The exercise: Output every entry exactly as written.

Records to use:
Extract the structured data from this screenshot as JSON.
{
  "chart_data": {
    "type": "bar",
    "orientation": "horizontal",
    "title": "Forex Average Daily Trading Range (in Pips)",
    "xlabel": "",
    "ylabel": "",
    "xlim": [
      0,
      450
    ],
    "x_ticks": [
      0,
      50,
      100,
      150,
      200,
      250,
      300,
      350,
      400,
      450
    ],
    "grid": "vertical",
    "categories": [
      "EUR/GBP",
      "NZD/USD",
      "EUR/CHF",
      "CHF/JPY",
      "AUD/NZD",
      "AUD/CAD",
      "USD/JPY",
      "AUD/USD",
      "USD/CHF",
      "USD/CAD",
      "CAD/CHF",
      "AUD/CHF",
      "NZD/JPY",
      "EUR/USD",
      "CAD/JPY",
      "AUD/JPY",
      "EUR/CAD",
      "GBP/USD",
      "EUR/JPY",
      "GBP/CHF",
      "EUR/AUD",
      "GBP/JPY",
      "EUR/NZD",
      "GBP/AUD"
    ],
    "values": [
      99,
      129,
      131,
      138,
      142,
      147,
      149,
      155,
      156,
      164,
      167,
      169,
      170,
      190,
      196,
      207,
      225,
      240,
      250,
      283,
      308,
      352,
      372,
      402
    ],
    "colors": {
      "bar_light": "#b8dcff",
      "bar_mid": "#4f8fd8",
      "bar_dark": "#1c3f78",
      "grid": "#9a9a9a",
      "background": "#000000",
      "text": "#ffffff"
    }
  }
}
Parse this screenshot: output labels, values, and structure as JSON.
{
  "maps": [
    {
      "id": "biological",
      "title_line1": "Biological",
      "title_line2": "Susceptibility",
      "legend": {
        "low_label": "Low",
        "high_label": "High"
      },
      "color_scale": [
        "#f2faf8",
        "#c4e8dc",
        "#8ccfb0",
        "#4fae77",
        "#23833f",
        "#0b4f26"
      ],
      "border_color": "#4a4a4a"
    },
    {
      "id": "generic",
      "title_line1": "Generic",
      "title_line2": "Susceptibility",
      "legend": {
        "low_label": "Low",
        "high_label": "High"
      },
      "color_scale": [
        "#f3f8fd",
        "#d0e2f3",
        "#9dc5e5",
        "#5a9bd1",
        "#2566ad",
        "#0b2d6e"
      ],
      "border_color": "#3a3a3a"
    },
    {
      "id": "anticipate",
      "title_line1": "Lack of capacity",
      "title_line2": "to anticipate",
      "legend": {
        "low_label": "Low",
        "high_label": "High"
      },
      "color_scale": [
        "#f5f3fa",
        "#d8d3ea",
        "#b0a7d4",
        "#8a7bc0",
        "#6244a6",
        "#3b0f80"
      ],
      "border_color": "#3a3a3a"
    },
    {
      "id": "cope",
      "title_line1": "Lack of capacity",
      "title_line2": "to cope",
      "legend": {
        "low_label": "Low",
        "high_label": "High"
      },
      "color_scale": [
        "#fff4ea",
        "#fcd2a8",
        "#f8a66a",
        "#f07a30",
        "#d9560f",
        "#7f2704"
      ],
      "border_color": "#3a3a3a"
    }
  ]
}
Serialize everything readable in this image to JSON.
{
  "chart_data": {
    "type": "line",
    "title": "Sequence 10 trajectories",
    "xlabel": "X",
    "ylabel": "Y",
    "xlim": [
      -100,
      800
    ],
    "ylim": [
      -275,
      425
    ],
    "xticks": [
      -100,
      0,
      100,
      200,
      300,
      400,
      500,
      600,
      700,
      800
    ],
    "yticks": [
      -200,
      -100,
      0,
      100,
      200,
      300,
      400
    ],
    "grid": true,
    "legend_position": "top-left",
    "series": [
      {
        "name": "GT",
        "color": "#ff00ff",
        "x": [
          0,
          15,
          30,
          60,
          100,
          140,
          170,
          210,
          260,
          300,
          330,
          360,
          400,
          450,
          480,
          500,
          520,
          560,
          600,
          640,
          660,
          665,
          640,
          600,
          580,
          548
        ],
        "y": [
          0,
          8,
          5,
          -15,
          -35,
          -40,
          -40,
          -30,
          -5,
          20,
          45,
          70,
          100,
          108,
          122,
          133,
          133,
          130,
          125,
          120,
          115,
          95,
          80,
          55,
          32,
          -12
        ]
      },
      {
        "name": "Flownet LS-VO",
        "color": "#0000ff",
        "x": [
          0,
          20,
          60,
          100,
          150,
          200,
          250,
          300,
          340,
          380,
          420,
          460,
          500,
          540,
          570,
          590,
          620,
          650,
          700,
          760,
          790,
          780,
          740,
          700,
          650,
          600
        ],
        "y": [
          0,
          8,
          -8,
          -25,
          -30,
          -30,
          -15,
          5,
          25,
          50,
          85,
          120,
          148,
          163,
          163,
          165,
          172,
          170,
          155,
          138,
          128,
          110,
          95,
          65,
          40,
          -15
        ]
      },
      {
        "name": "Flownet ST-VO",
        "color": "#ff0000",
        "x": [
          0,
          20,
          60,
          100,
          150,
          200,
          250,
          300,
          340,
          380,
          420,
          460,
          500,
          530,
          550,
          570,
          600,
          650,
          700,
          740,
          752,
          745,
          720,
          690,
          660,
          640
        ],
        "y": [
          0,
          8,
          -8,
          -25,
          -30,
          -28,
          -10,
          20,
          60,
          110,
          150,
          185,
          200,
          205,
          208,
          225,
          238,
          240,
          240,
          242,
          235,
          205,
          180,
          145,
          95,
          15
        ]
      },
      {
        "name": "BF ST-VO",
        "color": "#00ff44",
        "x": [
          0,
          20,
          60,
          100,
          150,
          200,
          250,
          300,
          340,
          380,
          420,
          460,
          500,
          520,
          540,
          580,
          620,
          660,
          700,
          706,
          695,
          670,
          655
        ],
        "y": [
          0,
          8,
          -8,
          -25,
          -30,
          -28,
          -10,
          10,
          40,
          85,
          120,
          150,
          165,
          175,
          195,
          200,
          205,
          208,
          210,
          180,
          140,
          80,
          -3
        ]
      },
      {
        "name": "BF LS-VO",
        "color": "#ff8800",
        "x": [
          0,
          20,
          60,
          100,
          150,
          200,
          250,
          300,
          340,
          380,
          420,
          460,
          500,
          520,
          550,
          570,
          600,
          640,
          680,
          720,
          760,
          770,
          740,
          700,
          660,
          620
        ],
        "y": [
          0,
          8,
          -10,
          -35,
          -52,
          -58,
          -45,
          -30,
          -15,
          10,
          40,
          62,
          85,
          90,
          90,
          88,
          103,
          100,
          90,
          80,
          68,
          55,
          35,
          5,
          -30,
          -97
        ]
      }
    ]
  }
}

Response to the exercise:
Extract the structured data from this screenshot as JSON.
{
  "chart_data": {
    "type": "bar",
    "orientation": "horizontal",
    "title": "Forex Average Daily Trading Range (in Pips)",
    "xlabel": "",
    "ylabel": "",
    "xlim": [
      0,
      450
    ],
    "x_ticks": [
      0,
      50,
      100,
      150,
      200,
      250,
      300,
      350,
      400,
      450
    ],
    "grid": "vertical",
    "categories": [
      "EUR/GBP",
      "NZD/USD",
      "EUR/CHF",
      "CHF/JPY",
      "AUD/NZD",
      "AUD/CAD",
      "USD/JPY",
      "AUD/USD",
      "USD/CHF",
      "USD/CAD",
      "CAD/CHF",
      "AUD/CHF",
      "NZD/JPY",
      "EUR/USD",
      "CAD/JPY",
      "AUD/JPY",
      "EUR/CAD",
      "GBP/USD",
      "EUR/JPY",
      "GBP/CHF",
      "EUR/AUD",
      "GBP/JPY",
      "EUR/NZD",
      "GBP/AUD"
    ],
    "values": [
      99,
      129,
      131,
      138,
      142,
      147,
      149,
      155,
      156,
      164,
      167,
      169,
      170,
      190,
      196,
      207,
      225,
      240,
      250,
      283,
      308,
      352,
      372,
      402
    ],
    "colors": {
      "bar_light": "#b8dcff",
      "bar_mid": "#4f8fd8",
      "bar_dark": "#1c3f78",
      "grid": "#9a9a9a",
      "background": "#000000",
      "text": "#ffffff"
    }
  }
}
Parse this screenshot: output labels, values, and structure as JSON.
{
  "maps": [
    {
      "id": "biological",
      "title_line1": "Biological",
      "title_line2": "Susceptibility",
      "legend": {
        "low_label": "Low",
        "high_label": "High"
      },
      "color_scale": [
        "#f2faf8",
        "#c4e8dc",
        "#8ccfb0",
        "#4fae77",
        "#23833f",
        "#0b4f26"
      ],
      "border_color": "#4a4a4a"
    },
    {
      "id": "generic",
      "title_line1": "Generic",
      "title_line2": "Susceptibility",
      "legend": {
        "low_label": "Low",
        "high_label": "High"
      },
      "color_scale": [
        "#f3f8fd",
        "#d0e2f3",
        "#9dc5e5",
        "#5a9bd1",
        "#2566ad",
        "#0b2d6e"
      ],
      "border_color": "#3a3a3a"
    },
    {
      "id": "anticipate",
      "title_line1": "Lack of capacity",
      "title_line2": "to anticipate",
      "legend": {
        "low_label": "Low",
        "high_label": "High"
      },
      "color_scale": [
        "#f5f3fa",
        "#d8d3ea",
        "#b0a7d4",
        "#8a7bc0",
        "#6244a6",
        "#3b0f80"
      ],
      "border_color": "#3a3a3a"
    },
    {
      "id": "cope",
      "title_line1": "Lack of capacity",
      "title_line2": "to cope",
      "legend": {
        "low_label": "Low",
        "high_label": "High"
      },
      "color_scale": [
        "#fff4ea",
        "#fcd2a8",
        "#f8a66a",
        "#f07a30",
        "#d9560f",
        "#7f2704"
      ],
      "border_color": "#3a3a3a"
    }
  ]
}
Serialize everything readable in this image to JSON.
{
  "chart_data": {
    "type": "line",
    "title": "Sequence 10 trajectories",
    "xlabel": "X",
    "ylabel": "Y",
    "xlim": [
      -100,
      800
    ],
    "ylim": [
      -275,
      425
    ],
    "xticks": [
      -100,
      0,
      100,
      200,
      300,
      400,
      500,
      600,
      700,
      800
    ],
    "yticks": [
      -200,
      -100,
      0,
      100,
      200,
      300,
      400
    ],
    "grid": true,
    "legend_position": "top-left",
    "series": [
      {
        "name": "GT",
        "color": "#ff00ff",
        "x": [
          0,
          15,
          30,
          60,
          100,
          140,
          170,
          210,
          260,
          300,
          330,
          360,
          400,
          450,
          480,
          500,
          520,
          560,
          600,
          640,
          660,
          665,
          640,
          600,
          580,
          548
        ],
        "y": [
          0,
          8,
          5,
          -15,
          -35,
          -40,
          -40,
          -30,
          -5,
          20,
          45,
          70,
          100,
          108,
          122,
          133,
          133,
          130,
          125,
          120,
          115,
          95,
          80,
          55,
          32,
          -12
        ]
      },
      {
        "name": "Flownet LS-VO",
        "color": "#0000ff",
        "x": [
          0,
          20,
          60,
          100,
          150,
          200,
          250,
          300,
          340,
          380,
          420,
          460,
          500,
          540,
          570,
          590,
          620,
          650,
          700,
          760,
          790,
          780,
          740,
          700,
          650,
          600
        ],
        "y": [
          0,
          8,
          -8,
          -25,
          -30,
          -30,
          -15,
          5,
          25,
          50,
          85,
          120,
          148,
          163,
          163,
          165,
          172,
          170,
          155,
          138,
          128,
          110,
          95,
          65,
          40,
          -15
        ]
      },
      {
        "name": "Flownet ST-VO",
        "color": "#ff0000",
        "x": [
          0,
          20,
          60,
          100,
          150,
          200,
          250,
          300,
          340,
          380,
          420,
          460,
          500,
          530,
          550,
          570,
          600,
          650,
          700,
          740,
          752,
          745,
          720,
          690,
          660,
          640
        ],
        "y": [
          0,
          8,
          -8,
          -25,
          -30,
          -28,
          -10,
          20,
          60,
          110,
          150,
          185,
          200,
          205,
          208,
          225,
          238,
          240,
          240,
          242,
          235,
          205,
          180,
          145,
          95,
          15
        ]
      },
      {
        "name": "BF ST-VO",
        "color": "#00ff44",
        "x": [
          0,
          20,
          60,
          100,
          150,
          200,
          250,
          300,
          340,
          380,
          420,
          460,
          500,
          520,
          540,
          580,
          620,
          660,
          700,
          706,
          695,
          670,
          655
        ],
        "y": [
          0,
          8,
          -8,
          -25,
          -30,
          -28,
          -10,
          10,
          40,
          85,
          120,
          150,
          165,
          175,
          195,
          200,
          205,
          208,
          210,
          180,
          140,
          80,
          -3
        ]
      },
      {
        "name": "BF LS-VO",
        "color": "#ff8800",
        "x": [
          0,
          20,
          60,
          100,
          150,
          200,
          250,
          300,
          340,
          380,
          420,
          460,
          500,
          520,
          550,
          570,
          600,
          640,
          680,
          720,
          760,
          770,
          740,
          700,
          660,
          620
        ],
        "y": [
          0,
          8,
          -10,
          -35,
          -52,
          -58,
          -45,
          -30,
          -15,
          10,
          40,
          62,
          85,
          90,
          90,
          88,
          103,
          100,
          90,
          80,
          68,
          55,
          35,
          5,
          -30,
          -97
        ]
      }
    ]
  }
}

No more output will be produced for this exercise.